» Exercise data
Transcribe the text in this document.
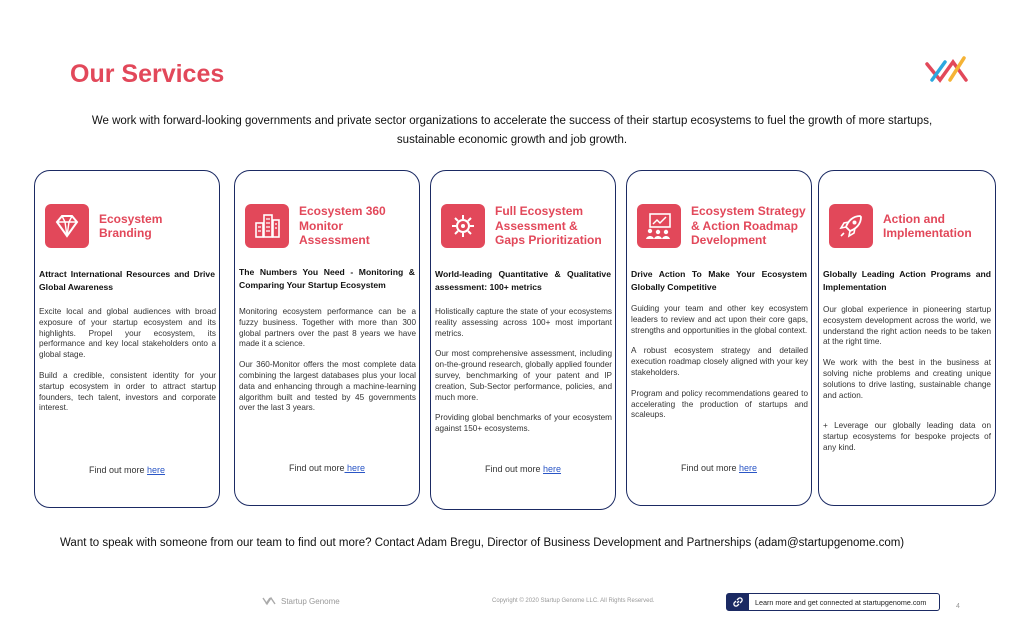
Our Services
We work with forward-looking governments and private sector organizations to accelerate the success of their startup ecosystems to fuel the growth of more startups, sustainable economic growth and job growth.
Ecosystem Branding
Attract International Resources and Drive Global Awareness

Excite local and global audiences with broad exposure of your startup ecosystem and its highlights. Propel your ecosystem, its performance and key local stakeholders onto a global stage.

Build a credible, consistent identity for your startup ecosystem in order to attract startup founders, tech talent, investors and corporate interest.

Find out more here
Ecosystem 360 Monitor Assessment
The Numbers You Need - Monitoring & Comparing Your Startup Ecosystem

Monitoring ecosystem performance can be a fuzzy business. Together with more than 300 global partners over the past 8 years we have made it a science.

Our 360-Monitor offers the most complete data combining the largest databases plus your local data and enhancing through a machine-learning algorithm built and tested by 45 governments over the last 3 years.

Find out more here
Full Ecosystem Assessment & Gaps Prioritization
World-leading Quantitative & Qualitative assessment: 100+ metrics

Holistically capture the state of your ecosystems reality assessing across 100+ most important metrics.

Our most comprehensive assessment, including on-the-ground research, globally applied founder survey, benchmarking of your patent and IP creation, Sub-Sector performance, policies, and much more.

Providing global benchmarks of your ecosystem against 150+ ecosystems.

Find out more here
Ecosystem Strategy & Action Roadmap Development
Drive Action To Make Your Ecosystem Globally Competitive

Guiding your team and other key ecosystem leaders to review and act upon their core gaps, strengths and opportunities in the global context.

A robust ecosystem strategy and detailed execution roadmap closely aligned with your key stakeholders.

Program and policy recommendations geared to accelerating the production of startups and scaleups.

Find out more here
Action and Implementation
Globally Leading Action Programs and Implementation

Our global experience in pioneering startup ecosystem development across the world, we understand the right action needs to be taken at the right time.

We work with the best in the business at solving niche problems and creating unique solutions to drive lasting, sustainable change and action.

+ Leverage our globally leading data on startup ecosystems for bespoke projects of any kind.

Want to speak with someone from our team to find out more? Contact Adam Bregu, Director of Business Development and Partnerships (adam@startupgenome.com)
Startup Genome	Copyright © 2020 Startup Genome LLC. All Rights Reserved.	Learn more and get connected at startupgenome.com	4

==

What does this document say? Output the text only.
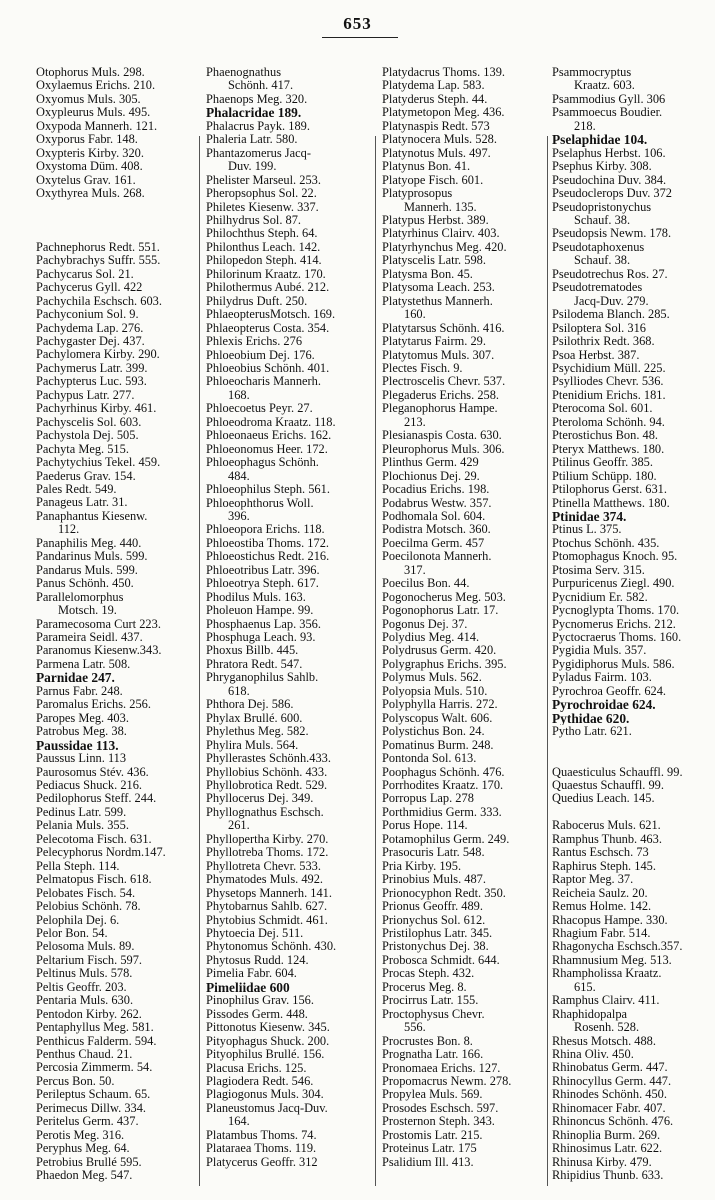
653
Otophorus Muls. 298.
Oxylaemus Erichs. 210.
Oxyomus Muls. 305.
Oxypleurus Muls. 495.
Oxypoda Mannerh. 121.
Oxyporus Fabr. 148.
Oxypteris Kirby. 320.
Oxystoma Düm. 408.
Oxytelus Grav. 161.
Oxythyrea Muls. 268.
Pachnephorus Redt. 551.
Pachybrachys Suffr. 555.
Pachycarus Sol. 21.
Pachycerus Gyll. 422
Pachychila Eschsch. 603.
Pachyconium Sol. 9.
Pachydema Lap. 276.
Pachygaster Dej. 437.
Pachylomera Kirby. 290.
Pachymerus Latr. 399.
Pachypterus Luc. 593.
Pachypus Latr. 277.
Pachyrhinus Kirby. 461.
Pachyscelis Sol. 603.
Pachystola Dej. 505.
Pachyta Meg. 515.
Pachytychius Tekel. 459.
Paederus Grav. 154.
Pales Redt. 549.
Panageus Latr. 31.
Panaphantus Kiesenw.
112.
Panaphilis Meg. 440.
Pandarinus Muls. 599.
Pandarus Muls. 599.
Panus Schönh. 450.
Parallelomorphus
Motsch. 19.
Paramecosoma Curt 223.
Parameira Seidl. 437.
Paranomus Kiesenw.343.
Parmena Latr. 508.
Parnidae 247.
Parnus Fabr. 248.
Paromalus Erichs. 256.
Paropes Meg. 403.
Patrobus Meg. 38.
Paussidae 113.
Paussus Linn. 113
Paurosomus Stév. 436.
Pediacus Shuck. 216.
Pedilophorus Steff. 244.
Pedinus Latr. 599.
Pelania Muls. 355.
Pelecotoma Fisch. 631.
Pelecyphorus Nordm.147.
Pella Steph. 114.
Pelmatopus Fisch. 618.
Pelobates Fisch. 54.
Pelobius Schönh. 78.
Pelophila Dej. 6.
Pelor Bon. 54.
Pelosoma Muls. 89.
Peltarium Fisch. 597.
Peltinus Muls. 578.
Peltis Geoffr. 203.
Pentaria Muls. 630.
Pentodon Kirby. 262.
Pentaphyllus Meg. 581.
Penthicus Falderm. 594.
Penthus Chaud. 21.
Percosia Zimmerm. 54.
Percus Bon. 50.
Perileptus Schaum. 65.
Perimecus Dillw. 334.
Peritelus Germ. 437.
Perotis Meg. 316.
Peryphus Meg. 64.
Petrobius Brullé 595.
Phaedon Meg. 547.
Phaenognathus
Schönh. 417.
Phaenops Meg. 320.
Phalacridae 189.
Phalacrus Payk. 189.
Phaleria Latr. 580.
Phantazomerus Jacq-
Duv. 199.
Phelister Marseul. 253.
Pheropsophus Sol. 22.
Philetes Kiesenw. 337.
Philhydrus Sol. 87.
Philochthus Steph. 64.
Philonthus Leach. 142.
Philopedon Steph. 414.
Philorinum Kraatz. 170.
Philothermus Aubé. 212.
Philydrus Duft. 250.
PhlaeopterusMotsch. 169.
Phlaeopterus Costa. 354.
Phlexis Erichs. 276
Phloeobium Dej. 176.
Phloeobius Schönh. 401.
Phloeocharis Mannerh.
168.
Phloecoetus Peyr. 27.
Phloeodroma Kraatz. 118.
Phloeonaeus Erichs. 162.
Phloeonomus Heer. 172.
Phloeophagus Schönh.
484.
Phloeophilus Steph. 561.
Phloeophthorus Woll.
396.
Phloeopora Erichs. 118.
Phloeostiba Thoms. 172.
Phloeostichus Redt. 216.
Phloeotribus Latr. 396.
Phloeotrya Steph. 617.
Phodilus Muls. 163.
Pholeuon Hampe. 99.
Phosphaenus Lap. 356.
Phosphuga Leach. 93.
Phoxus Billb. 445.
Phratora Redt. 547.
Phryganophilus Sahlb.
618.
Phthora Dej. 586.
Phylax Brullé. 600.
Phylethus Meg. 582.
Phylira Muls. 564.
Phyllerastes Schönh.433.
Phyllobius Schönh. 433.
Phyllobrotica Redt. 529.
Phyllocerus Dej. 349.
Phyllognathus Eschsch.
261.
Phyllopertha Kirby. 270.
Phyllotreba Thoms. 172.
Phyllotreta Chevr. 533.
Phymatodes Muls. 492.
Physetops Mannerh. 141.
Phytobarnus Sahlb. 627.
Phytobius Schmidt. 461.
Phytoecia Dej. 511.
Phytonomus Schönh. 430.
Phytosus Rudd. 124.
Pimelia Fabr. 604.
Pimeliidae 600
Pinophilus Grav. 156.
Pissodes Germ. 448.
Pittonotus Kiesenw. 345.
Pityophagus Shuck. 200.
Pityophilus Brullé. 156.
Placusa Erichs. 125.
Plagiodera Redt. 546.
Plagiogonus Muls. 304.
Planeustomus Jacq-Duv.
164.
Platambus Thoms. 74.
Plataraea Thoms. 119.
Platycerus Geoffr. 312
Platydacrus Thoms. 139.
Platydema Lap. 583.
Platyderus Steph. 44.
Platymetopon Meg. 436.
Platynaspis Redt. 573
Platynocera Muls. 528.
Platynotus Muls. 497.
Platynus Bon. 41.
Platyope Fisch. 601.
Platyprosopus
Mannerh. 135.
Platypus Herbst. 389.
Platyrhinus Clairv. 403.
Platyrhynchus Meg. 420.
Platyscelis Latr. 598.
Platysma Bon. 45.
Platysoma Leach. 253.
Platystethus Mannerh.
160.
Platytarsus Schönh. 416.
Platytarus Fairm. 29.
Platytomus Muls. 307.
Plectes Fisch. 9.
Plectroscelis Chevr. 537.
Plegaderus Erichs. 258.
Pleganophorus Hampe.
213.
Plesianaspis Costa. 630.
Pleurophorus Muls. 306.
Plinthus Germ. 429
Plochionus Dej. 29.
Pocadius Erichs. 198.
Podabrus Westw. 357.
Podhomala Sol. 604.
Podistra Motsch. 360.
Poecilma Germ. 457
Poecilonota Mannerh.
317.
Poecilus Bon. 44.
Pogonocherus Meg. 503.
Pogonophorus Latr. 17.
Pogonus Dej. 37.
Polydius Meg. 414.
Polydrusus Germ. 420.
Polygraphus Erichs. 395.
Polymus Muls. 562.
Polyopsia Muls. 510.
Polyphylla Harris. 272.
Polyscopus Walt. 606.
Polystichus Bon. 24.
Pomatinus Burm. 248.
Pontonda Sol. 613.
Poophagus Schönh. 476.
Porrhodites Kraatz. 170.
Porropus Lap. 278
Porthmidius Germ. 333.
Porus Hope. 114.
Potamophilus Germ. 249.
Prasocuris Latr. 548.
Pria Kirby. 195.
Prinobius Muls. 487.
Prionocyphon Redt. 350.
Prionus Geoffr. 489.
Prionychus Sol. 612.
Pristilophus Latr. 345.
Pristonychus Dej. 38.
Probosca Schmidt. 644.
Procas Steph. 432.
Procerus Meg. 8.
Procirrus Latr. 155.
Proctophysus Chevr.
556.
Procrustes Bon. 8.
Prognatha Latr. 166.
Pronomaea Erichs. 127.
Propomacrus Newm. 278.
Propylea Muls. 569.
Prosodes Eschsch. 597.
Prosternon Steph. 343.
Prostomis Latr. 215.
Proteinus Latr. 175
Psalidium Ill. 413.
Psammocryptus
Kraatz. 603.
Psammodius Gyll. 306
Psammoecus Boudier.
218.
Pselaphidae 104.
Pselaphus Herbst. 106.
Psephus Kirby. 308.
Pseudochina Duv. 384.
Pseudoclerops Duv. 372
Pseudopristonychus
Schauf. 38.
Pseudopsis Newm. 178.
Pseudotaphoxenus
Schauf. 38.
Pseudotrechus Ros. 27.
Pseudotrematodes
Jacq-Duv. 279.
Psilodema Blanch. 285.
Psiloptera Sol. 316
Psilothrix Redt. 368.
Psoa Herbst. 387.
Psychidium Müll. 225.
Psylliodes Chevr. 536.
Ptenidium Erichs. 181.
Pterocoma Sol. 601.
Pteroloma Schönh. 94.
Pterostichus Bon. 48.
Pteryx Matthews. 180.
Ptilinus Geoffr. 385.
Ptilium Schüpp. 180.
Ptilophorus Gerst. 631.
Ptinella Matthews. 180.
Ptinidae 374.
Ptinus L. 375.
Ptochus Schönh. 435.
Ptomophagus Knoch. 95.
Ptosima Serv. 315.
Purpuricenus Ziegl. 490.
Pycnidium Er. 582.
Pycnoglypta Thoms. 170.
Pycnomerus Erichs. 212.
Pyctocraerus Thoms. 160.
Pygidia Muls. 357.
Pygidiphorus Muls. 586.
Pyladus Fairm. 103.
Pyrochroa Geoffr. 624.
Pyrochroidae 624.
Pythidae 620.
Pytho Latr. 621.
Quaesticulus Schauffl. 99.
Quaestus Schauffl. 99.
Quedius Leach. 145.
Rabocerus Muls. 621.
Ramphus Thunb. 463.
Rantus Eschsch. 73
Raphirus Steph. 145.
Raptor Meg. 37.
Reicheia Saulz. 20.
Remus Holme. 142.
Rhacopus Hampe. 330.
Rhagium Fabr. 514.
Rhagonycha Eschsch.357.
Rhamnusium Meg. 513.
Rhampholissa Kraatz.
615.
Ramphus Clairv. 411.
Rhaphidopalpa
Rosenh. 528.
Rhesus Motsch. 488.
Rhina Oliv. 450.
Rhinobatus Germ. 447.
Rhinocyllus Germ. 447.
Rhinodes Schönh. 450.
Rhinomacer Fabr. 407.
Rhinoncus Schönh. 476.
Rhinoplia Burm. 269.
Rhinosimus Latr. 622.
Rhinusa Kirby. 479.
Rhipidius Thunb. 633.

» What is needed
In the listing above, find every line with the word "Schmidt" and copy it.

» Reply
Phytobius Schmidt. 461.
Probosca Schmidt. 644.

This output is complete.